[start]
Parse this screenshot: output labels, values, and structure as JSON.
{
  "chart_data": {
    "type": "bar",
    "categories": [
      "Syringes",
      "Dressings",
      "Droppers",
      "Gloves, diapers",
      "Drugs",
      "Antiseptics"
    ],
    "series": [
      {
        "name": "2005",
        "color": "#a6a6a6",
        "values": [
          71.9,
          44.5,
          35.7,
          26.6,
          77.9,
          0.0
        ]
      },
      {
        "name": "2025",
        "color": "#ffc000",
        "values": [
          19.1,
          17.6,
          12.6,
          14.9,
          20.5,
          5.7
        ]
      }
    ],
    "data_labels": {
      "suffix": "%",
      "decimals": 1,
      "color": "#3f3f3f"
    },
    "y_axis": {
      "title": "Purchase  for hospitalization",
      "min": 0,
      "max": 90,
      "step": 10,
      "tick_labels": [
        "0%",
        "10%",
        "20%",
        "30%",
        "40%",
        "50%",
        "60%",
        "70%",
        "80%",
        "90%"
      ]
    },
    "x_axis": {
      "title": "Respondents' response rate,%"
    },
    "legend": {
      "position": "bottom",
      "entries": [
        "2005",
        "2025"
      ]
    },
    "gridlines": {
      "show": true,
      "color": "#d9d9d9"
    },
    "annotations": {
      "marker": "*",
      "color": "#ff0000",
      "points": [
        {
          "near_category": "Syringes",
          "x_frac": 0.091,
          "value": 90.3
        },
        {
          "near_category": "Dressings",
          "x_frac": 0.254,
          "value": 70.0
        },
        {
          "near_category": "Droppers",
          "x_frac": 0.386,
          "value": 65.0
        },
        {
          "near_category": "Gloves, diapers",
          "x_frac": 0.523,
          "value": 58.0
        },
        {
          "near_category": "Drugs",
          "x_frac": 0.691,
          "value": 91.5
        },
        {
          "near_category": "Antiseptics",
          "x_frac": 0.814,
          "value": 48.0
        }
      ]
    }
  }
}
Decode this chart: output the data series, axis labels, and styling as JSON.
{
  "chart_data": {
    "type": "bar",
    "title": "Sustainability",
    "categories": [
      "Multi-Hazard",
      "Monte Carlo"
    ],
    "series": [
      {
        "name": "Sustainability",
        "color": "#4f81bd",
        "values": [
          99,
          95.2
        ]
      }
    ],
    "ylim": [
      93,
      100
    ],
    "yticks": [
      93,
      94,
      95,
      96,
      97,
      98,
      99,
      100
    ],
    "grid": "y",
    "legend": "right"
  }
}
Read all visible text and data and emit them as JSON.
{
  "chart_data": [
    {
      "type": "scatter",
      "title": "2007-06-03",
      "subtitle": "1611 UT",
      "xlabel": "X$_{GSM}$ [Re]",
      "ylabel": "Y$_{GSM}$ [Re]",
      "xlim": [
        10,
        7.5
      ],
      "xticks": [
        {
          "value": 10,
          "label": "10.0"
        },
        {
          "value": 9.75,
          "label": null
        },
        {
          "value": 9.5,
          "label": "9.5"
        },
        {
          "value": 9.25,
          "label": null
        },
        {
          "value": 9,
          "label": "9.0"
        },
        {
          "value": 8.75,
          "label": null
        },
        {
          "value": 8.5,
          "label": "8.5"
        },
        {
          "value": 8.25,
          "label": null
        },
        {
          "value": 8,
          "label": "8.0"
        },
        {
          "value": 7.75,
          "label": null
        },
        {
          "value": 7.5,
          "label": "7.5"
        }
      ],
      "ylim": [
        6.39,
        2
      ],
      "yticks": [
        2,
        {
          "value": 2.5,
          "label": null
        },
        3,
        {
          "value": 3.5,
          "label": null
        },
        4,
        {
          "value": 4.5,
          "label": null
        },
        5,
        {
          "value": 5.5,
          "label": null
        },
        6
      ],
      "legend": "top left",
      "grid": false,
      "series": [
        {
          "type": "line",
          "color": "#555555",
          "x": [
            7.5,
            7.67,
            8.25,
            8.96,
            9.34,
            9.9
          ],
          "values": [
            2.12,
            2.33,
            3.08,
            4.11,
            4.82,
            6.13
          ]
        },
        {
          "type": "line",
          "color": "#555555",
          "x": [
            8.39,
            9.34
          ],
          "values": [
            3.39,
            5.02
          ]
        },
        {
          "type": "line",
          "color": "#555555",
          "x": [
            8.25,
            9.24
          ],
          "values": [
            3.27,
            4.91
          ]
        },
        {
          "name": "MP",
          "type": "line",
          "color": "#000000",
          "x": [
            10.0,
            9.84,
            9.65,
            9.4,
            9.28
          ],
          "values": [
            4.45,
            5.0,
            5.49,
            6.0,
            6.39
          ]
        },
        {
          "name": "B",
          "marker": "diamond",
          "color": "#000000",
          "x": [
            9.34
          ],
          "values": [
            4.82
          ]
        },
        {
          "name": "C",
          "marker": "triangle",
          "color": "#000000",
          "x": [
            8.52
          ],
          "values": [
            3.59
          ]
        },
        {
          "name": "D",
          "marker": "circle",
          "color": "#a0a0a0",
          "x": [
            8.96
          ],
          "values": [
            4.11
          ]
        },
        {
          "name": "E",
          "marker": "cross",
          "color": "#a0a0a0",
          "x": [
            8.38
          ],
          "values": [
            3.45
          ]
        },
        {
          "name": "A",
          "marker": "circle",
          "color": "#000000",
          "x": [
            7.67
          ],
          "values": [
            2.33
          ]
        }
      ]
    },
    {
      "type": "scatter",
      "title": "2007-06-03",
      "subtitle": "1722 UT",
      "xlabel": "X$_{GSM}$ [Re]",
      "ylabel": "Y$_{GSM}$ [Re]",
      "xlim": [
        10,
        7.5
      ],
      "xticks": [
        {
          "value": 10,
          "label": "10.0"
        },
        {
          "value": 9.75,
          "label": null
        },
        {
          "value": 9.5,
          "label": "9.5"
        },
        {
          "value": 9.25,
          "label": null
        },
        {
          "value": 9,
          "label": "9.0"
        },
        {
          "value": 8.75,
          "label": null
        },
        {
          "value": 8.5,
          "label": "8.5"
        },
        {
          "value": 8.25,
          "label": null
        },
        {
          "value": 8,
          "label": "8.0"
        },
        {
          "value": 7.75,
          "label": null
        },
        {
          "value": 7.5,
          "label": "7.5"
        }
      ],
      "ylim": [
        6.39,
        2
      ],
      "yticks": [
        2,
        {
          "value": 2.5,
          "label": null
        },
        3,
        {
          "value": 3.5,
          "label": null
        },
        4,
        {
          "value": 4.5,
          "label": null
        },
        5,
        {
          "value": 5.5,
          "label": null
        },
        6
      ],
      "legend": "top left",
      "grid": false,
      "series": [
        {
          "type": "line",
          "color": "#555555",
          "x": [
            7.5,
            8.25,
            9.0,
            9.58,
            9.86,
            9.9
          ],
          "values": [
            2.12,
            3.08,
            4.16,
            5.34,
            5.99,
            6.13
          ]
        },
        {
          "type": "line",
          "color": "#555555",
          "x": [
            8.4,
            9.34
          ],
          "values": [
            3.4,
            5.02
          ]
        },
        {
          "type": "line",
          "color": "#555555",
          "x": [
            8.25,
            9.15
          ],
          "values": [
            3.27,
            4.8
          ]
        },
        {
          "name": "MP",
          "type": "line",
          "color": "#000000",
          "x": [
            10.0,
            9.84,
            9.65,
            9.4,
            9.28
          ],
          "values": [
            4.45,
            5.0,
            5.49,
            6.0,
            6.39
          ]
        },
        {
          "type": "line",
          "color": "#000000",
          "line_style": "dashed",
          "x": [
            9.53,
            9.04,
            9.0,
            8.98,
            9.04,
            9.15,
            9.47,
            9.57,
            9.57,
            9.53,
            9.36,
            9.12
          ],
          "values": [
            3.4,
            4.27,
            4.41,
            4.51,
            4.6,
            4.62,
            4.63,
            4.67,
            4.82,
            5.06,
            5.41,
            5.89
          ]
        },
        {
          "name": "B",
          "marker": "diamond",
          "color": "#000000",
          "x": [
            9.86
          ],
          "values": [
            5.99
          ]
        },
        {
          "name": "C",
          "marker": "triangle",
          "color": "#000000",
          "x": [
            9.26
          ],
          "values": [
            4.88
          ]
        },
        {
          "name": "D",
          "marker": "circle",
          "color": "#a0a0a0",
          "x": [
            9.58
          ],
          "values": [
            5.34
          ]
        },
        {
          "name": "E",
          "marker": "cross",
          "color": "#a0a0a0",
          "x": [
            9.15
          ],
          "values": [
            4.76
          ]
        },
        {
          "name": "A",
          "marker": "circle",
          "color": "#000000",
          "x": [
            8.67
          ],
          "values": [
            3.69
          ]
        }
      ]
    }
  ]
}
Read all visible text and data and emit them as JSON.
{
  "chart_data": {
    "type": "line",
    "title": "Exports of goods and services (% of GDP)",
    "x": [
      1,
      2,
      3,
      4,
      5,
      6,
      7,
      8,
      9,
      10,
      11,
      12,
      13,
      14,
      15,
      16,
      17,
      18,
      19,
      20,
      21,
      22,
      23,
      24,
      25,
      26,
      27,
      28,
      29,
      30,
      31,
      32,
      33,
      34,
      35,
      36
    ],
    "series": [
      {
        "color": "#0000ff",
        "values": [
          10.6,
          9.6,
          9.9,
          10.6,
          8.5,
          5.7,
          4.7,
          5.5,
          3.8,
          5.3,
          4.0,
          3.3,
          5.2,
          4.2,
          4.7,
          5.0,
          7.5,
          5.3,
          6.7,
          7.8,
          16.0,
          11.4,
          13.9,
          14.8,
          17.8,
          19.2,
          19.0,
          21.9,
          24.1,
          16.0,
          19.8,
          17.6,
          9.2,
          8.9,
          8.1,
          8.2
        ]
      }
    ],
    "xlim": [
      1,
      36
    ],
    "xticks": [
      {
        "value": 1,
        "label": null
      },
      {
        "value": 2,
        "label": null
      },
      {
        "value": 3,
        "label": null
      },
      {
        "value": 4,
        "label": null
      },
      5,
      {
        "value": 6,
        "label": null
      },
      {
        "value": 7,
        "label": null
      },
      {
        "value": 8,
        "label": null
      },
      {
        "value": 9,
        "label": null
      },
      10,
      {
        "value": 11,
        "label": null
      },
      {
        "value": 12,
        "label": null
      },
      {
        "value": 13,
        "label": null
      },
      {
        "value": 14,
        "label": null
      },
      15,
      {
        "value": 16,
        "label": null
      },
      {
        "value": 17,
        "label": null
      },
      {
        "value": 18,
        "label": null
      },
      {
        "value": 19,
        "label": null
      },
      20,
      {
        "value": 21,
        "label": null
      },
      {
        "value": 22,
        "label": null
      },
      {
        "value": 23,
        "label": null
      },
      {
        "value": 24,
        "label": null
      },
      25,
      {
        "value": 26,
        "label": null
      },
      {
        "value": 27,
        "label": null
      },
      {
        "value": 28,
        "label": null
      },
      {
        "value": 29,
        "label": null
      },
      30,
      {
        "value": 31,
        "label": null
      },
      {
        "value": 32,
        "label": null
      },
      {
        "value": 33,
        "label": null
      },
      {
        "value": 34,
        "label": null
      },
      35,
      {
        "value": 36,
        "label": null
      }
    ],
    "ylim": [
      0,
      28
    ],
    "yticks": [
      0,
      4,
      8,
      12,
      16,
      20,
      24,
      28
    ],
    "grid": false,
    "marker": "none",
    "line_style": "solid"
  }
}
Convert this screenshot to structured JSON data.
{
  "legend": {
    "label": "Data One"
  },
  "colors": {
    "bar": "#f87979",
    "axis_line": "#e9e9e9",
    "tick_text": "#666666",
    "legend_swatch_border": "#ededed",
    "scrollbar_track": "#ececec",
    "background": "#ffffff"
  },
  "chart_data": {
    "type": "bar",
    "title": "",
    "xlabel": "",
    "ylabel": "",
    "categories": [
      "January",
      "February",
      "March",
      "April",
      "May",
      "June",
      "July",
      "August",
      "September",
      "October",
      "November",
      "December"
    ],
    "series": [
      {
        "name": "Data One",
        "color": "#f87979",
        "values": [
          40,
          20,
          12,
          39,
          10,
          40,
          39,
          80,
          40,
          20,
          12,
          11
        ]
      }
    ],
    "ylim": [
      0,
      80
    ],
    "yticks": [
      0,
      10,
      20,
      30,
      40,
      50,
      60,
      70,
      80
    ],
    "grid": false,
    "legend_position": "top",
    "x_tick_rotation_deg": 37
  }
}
[end]
### PROBLEM DESCRIPTION
Pick out each line containing the string "Gloves" and copy it.

### EXERCISE OUTPUT
      "Gloves, diapers",
          "near_category": "Gloves, diapers",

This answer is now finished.